__Work required__
Without including the pictures, copy out every line below.

(Source data)
-- begin --

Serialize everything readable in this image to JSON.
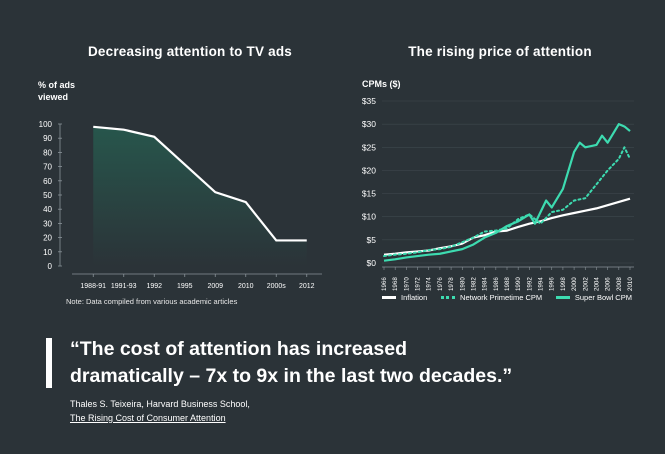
{
  "chart_data": [
    {
      "type": "area",
      "title": "Decreasing attention to TV ads",
      "ylabel": "% of ads viewed",
      "categories": [
        "1988-91",
        "1991-93",
        "1992",
        "1995",
        "2009",
        "2010",
        "2000s",
        "2012"
      ],
      "values": [
        98,
        96,
        91,
        null,
        52,
        45,
        18,
        18
      ],
      "yticks": [
        0,
        10,
        20,
        30,
        40,
        50,
        60,
        70,
        80,
        90,
        100
      ],
      "ylim": [
        0,
        100
      ],
      "note": "Note: Data compiled from various academic articles",
      "fill_color": "#27564c",
      "line_color": "#ffffff"
    },
    {
      "type": "line",
      "title": "The rising price of attention",
      "ylabel": "CPMs ($)",
      "x": [
        1966,
        1968,
        1970,
        1972,
        1974,
        1976,
        1978,
        1980,
        1982,
        1984,
        1986,
        1988,
        1990,
        1992,
        1994,
        1996,
        1998,
        2000,
        2002,
        2004,
        2006,
        2008,
        2010
      ],
      "yticks": [
        "$0",
        "$5",
        "$10",
        "$15",
        "$20",
        "$25",
        "$30",
        "$35"
      ],
      "ylim": [
        0,
        35
      ],
      "series": [
        {
          "name": "Inflation",
          "style": "solid",
          "color": "#ffffff",
          "points": [
            [
              1966,
              1.8
            ],
            [
              1968,
              2.0
            ],
            [
              1970,
              2.3
            ],
            [
              1972,
              2.5
            ],
            [
              1974,
              2.7
            ],
            [
              1976,
              3.2
            ],
            [
              1978,
              3.6
            ],
            [
              1980,
              4.2
            ],
            [
              1982,
              5.5
            ],
            [
              1984,
              6.0
            ],
            [
              1986,
              6.8
            ],
            [
              1988,
              7.0
            ],
            [
              1990,
              7.8
            ],
            [
              1992,
              8.5
            ],
            [
              1994,
              9.0
            ],
            [
              1996,
              9.7
            ],
            [
              1998,
              10.3
            ],
            [
              2000,
              10.8
            ],
            [
              2002,
              11.3
            ],
            [
              2004,
              11.8
            ],
            [
              2006,
              12.5
            ],
            [
              2008,
              13.2
            ],
            [
              2010,
              13.9
            ]
          ]
        },
        {
          "name": "Network Primetime CPM",
          "style": "dotted",
          "color": "#3ddbb0",
          "points": [
            [
              1966,
              1.5
            ],
            [
              1968,
              1.8
            ],
            [
              1970,
              2.0
            ],
            [
              1972,
              2.3
            ],
            [
              1974,
              2.8
            ],
            [
              1976,
              3.0
            ],
            [
              1978,
              3.5
            ],
            [
              1980,
              4.5
            ],
            [
              1982,
              5.5
            ],
            [
              1984,
              6.8
            ],
            [
              1986,
              7.0
            ],
            [
              1988,
              7.5
            ],
            [
              1990,
              9.5
            ],
            [
              1992,
              10.5
            ],
            [
              1994,
              8.5
            ],
            [
              1996,
              11.0
            ],
            [
              1998,
              11.5
            ],
            [
              2000,
              13.5
            ],
            [
              2002,
              14.0
            ],
            [
              2004,
              17.0
            ],
            [
              2006,
              20.0
            ],
            [
              2008,
              22.5
            ],
            [
              2009,
              25.0
            ],
            [
              2010,
              22.5
            ]
          ]
        },
        {
          "name": "Super Bowl CPM",
          "style": "solid",
          "color": "#3ddbb0",
          "points": [
            [
              1966,
              0.5
            ],
            [
              1968,
              0.8
            ],
            [
              1970,
              1.2
            ],
            [
              1972,
              1.5
            ],
            [
              1974,
              1.8
            ],
            [
              1976,
              2.0
            ],
            [
              1978,
              2.5
            ],
            [
              1980,
              3.0
            ],
            [
              1982,
              4.0
            ],
            [
              1984,
              5.5
            ],
            [
              1986,
              6.5
            ],
            [
              1988,
              8.0
            ],
            [
              1990,
              9.0
            ],
            [
              1992,
              10.5
            ],
            [
              1993,
              8.5
            ],
            [
              1995,
              13.5
            ],
            [
              1996,
              12.0
            ],
            [
              1998,
              16.0
            ],
            [
              2000,
              24.0
            ],
            [
              2001,
              26.0
            ],
            [
              2002,
              25.0
            ],
            [
              2004,
              25.5
            ],
            [
              2005,
              27.5
            ],
            [
              2006,
              26.0
            ],
            [
              2007,
              28.0
            ],
            [
              2008,
              30.0
            ],
            [
              2009,
              29.5
            ],
            [
              2010,
              28.5
            ]
          ]
        }
      ]
    }
  ],
  "quote": {
    "line1": "“The cost of attention has increased",
    "line2": "dramatically – 7x to 9x in the last two decades.”",
    "author": "Thales S. Teixeira, Harvard Business School,",
    "source": "The Rising Cost of Consumer Attention"
  },
  "colors": {
    "background": "#2b3338",
    "teal": "#3ddbb0",
    "area_fill": "#27564c"
  }
}
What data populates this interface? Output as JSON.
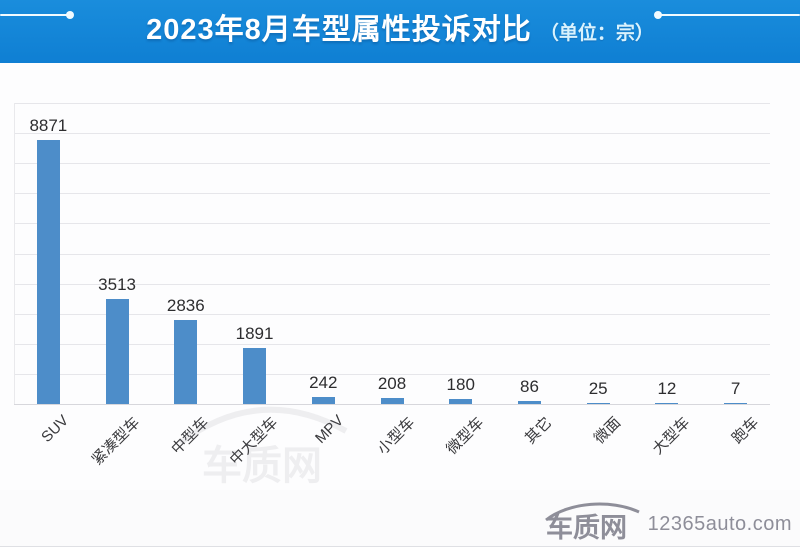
{
  "header": {
    "title": "2023年8月车型属性投诉对比",
    "unit_label": "（单位：宗）"
  },
  "chart_data": {
    "type": "bar",
    "title": "2023年8月车型属性投诉对比",
    "unit": "宗",
    "categories": [
      "SUV",
      "紧凑型车",
      "中型车",
      "中大型车",
      "MPV",
      "小型车",
      "微型车",
      "其它",
      "微面",
      "大型车",
      "跑车"
    ],
    "values": [
      8871,
      3513,
      2836,
      1891,
      242,
      208,
      180,
      86,
      25,
      12,
      7
    ],
    "ylim": [
      0,
      10000
    ],
    "grid_interval": 1000,
    "grid": "horizontal-only",
    "y_axis_tick_labels_shown": false,
    "value_labels_shown": true,
    "bar_color": "#4d8dc9",
    "legend": "none"
  },
  "colors": {
    "banner_blue": "#1285d8",
    "bar_blue": "#4d8dc9",
    "unit_text": "#d9f2fd",
    "logo_gray": "#8e8e99"
  },
  "watermark": {
    "text": "车质网"
  },
  "footer": {
    "logo_text": "车质网",
    "site_text": "12365auto.com"
  }
}
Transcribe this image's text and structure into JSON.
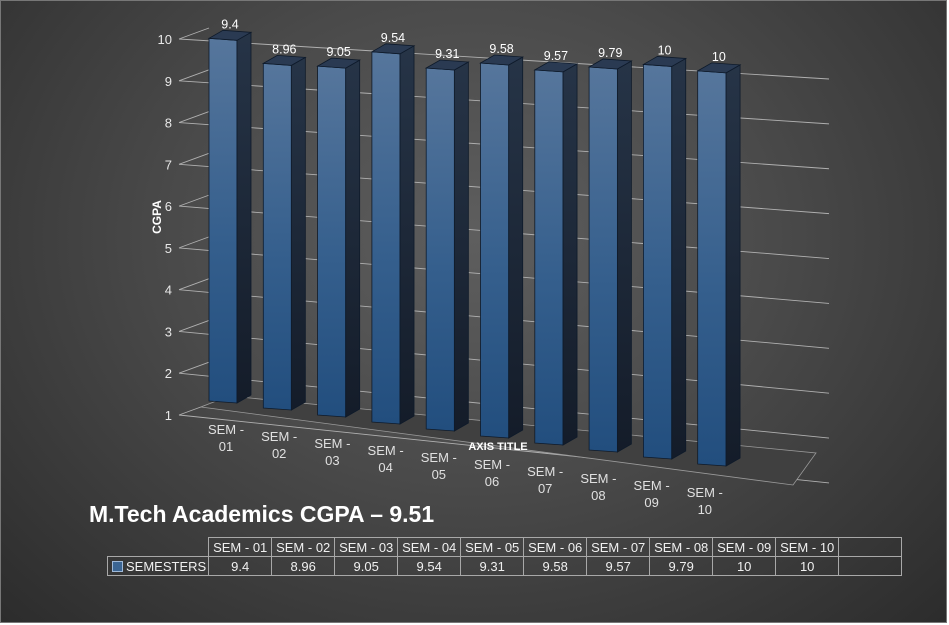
{
  "chart_data": {
    "type": "bar",
    "title": "M.Tech Academics CGPA – 9.51",
    "ylabel": "CGPA",
    "xlabel": "AXIS TITLE",
    "ylim": [
      1,
      10
    ],
    "yticks": [
      "1",
      "2",
      "3",
      "4",
      "5",
      "6",
      "7",
      "8",
      "9",
      "10"
    ],
    "categories": [
      "SEM - 01",
      "SEM - 02",
      "SEM - 03",
      "SEM - 04",
      "SEM - 05",
      "SEM - 06",
      "SEM - 07",
      "SEM - 08",
      "SEM - 09",
      "SEM - 10"
    ],
    "series": [
      {
        "name": "SEMESTERS",
        "values": [
          9.4,
          8.96,
          9.05,
          9.54,
          9.31,
          9.58,
          9.57,
          9.79,
          10,
          10
        ]
      }
    ],
    "value_labels": [
      "9.4",
      "8.96",
      "9.05",
      "9.54",
      "9.31",
      "9.58",
      "9.57",
      "9.79",
      "10",
      "10"
    ],
    "gridlines": true,
    "style": "3d-column",
    "bar_color": "#3b6593",
    "legend": "data-table-below"
  },
  "table": {
    "series_label": "SEMESTERS",
    "headers": [
      "SEM - 01",
      "SEM - 02",
      "SEM - 03",
      "SEM - 04",
      "SEM - 05",
      "SEM - 06",
      "SEM - 07",
      "SEM - 08",
      "SEM - 09",
      "SEM - 10"
    ],
    "values": [
      "9.4",
      "8.96",
      "9.05",
      "9.54",
      "9.31",
      "9.58",
      "9.57",
      "9.79",
      "10",
      "10"
    ]
  }
}
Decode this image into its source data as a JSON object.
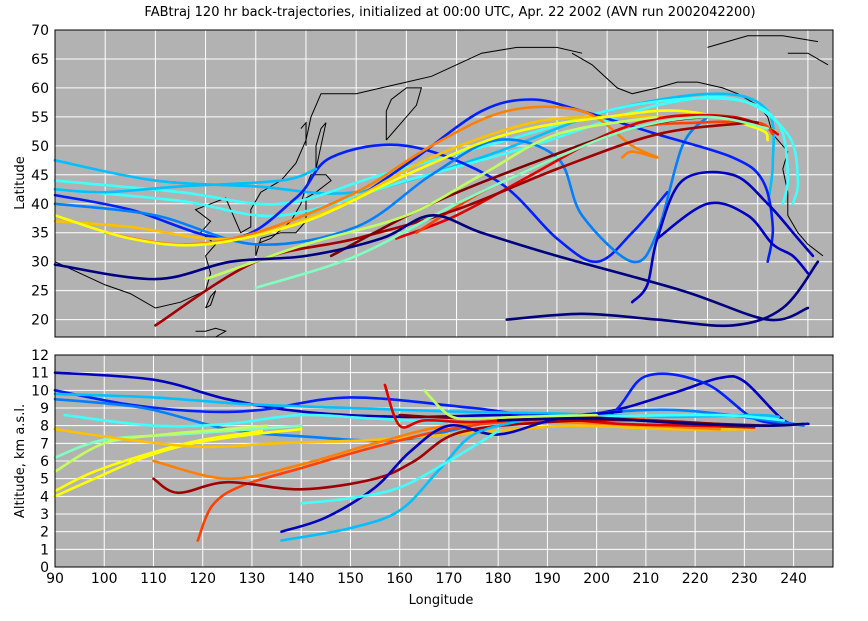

-- end --

__The solution__
Serialize everything readable in this image to JSON.
{
  "chart_data": [
    {
      "type": "area",
      "title": "Decreasing attention to TV ads",
      "ylabel": "% of ads viewed",
      "categories": [
        "1988-91",
        "1991-93",
        "1992",
        "1995",
        "2009",
        "2010",
        "2000s",
        "2012"
      ],
      "values": [
        98,
        96,
        91,
        null,
        52,
        45,
        18,
        18
      ],
      "yticks": [
        0,
        10,
        20,
        30,
        40,
        50,
        60,
        70,
        80,
        90,
        100
      ],
      "ylim": [
        0,
        100
      ],
      "note": "Note: Data compiled from various academic articles",
      "fill_color": "#27564c",
      "line_color": "#ffffff"
    },
    {
      "type": "line",
      "title": "The rising price of attention",
      "ylabel": "CPMs ($)",
      "x": [
        1966,
        1968,
        1970,
        1972,
        1974,
        1976,
        1978,
        1980,
        1982,
        1984,
        1986,
        1988,
        1990,
        1992,
        1994,
        1996,
        1998,
        2000,
        2002,
        2004,
        2006,
        2008,
        2010
      ],
      "yticks": [
        "$0",
        "$5",
        "$10",
        "$15",
        "$20",
        "$25",
        "$30",
        "$35"
      ],
      "ylim": [
        0,
        35
      ],
      "series": [
        {
          "name": "Inflation",
          "style": "solid",
          "color": "#ffffff",
          "points": [
            [
              1966,
              1.8
            ],
            [
              1968,
              2.0
            ],
            [
              1970,
              2.3
            ],
            [
              1972,
              2.5
            ],
            [
              1974,
              2.7
            ],
            [
              1976,
              3.2
            ],
            [
              1978,
              3.6
            ],
            [
              1980,
              4.2
            ],
            [
              1982,
              5.5
            ],
            [
              1984,
              6.0
            ],
            [
              1986,
              6.8
            ],
            [
              1988,
              7.0
            ],
            [
              1990,
              7.8
            ],
            [
              1992,
              8.5
            ],
            [
              1994,
              9.0
            ],
            [
              1996,
              9.7
            ],
            [
              1998,
              10.3
            ],
            [
              2000,
              10.8
            ],
            [
              2002,
              11.3
            ],
            [
              2004,
              11.8
            ],
            [
              2006,
              12.5
            ],
            [
              2008,
              13.2
            ],
            [
              2010,
              13.9
            ]
          ]
        },
        {
          "name": "Network Primetime CPM",
          "style": "dotted",
          "color": "#3ddbb0",
          "points": [
            [
              1966,
              1.5
            ],
            [
              1968,
              1.8
            ],
            [
              1970,
              2.0
            ],
            [
              1972,
              2.3
            ],
            [
              1974,
              2.8
            ],
            [
              1976,
              3.0
            ],
            [
              1978,
              3.5
            ],
            [
              1980,
              4.5
            ],
            [
              1982,
              5.5
            ],
            [
              1984,
              6.8
            ],
            [
              1986,
              7.0
            ],
            [
              1988,
              7.5
            ],
            [
              1990,
              9.5
            ],
            [
              1992,
              10.5
            ],
            [
              1994,
              8.5
            ],
            [
              1996,
              11.0
            ],
            [
              1998,
              11.5
            ],
            [
              2000,
              13.5
            ],
            [
              2002,
              14.0
            ],
            [
              2004,
              17.0
            ],
            [
              2006,
              20.0
            ],
            [
              2008,
              22.5
            ],
            [
              2009,
              25.0
            ],
            [
              2010,
              22.5
            ]
          ]
        },
        {
          "name": "Super Bowl CPM",
          "style": "solid",
          "color": "#3ddbb0",
          "points": [
            [
              1966,
              0.5
            ],
            [
              1968,
              0.8
            ],
            [
              1970,
              1.2
            ],
            [
              1972,
              1.5
            ],
            [
              1974,
              1.8
            ],
            [
              1976,
              2.0
            ],
            [
              1978,
              2.5
            ],
            [
              1980,
              3.0
            ],
            [
              1982,
              4.0
            ],
            [
              1984,
              5.5
            ],
            [
              1986,
              6.5
            ],
            [
              1988,
              8.0
            ],
            [
              1990,
              9.0
            ],
            [
              1992,
              10.5
            ],
            [
              1993,
              8.5
            ],
            [
              1995,
              13.5
            ],
            [
              1996,
              12.0
            ],
            [
              1998,
              16.0
            ],
            [
              2000,
              24.0
            ],
            [
              2001,
              26.0
            ],
            [
              2002,
              25.0
            ],
            [
              2004,
              25.5
            ],
            [
              2005,
              27.5
            ],
            [
              2006,
              26.0
            ],
            [
              2007,
              28.0
            ],
            [
              2008,
              30.0
            ],
            [
              2009,
              29.5
            ],
            [
              2010,
              28.5
            ]
          ]
        }
      ]
    }
  ],
  "quote": {
    "line1": "“The cost of attention has increased",
    "line2": "dramatically – 7x to 9x in the last two decades.”",
    "author": "Thales S. Teixeira, Harvard Business School,",
    "source": "The Rising Cost of Consumer Attention"
  },
  "colors": {
    "background": "#2b3338",
    "teal": "#3ddbb0",
    "area_fill": "#27564c"
  }
}
What data populates this interface? Output as JSON.
{
  "header": {
    "title": "2023年8月车型属性投诉对比",
    "unit_label": "（单位：宗）"
  },
  "chart_data": {
    "type": "bar",
    "title": "2023年8月车型属性投诉对比",
    "unit": "宗",
    "categories": [
      "SUV",
      "紧凑型车",
      "中型车",
      "中大型车",
      "MPV",
      "小型车",
      "微型车",
      "其它",
      "微面",
      "大型车",
      "跑车"
    ],
    "values": [
      8871,
      3513,
      2836,
      1891,
      242,
      208,
      180,
      86,
      25,
      12,
      7
    ],
    "ylim": [
      0,
      10000
    ],
    "grid_interval": 1000,
    "grid": "horizontal-only",
    "y_axis_tick_labels_shown": false,
    "value_labels_shown": true,
    "bar_color": "#4d8dc9",
    "legend": "none"
  },
  "colors": {
    "banner_blue": "#1285d8",
    "bar_blue": "#4d8dc9",
    "unit_text": "#d9f2fd",
    "logo_gray": "#8e8e99"
  },
  "watermark": {
    "text": "车质网"
  },
  "footer": {
    "logo_text": "车质网",
    "site_text": "12365auto.com"
  }
}
Transcribe this image's text and structure into JSON.
{
  "chart_data": {
    "type": "bar",
    "title": "M.Tech Academics CGPA – 9.51",
    "ylabel": "CGPA",
    "xlabel": "AXIS TITLE",
    "ylim": [
      1,
      10
    ],
    "yticks": [
      "1",
      "2",
      "3",
      "4",
      "5",
      "6",
      "7",
      "8",
      "9",
      "10"
    ],
    "categories": [
      "SEM - 01",
      "SEM - 02",
      "SEM - 03",
      "SEM - 04",
      "SEM - 05",
      "SEM - 06",
      "SEM - 07",
      "SEM - 08",
      "SEM - 09",
      "SEM - 10"
    ],
    "series": [
      {
        "name": "SEMESTERS",
        "values": [
          9.4,
          8.96,
          9.05,
          9.54,
          9.31,
          9.58,
          9.57,
          9.79,
          10,
          10
        ]
      }
    ],
    "value_labels": [
      "9.4",
      "8.96",
      "9.05",
      "9.54",
      "9.31",
      "9.58",
      "9.57",
      "9.79",
      "10",
      "10"
    ],
    "gridlines": true,
    "style": "3d-column",
    "bar_color": "#3b6593",
    "legend": "data-table-below"
  },
  "table": {
    "series_label": "SEMESTERS",
    "headers": [
      "SEM - 01",
      "SEM - 02",
      "SEM - 03",
      "SEM - 04",
      "SEM - 05",
      "SEM - 06",
      "SEM - 07",
      "SEM - 08",
      "SEM - 09",
      "SEM - 10"
    ],
    "values": [
      "9.4",
      "8.96",
      "9.05",
      "9.54",
      "9.31",
      "9.58",
      "9.57",
      "9.79",
      "10",
      "10"
    ]
  }
}
Decode this image into its source data as a JSON object.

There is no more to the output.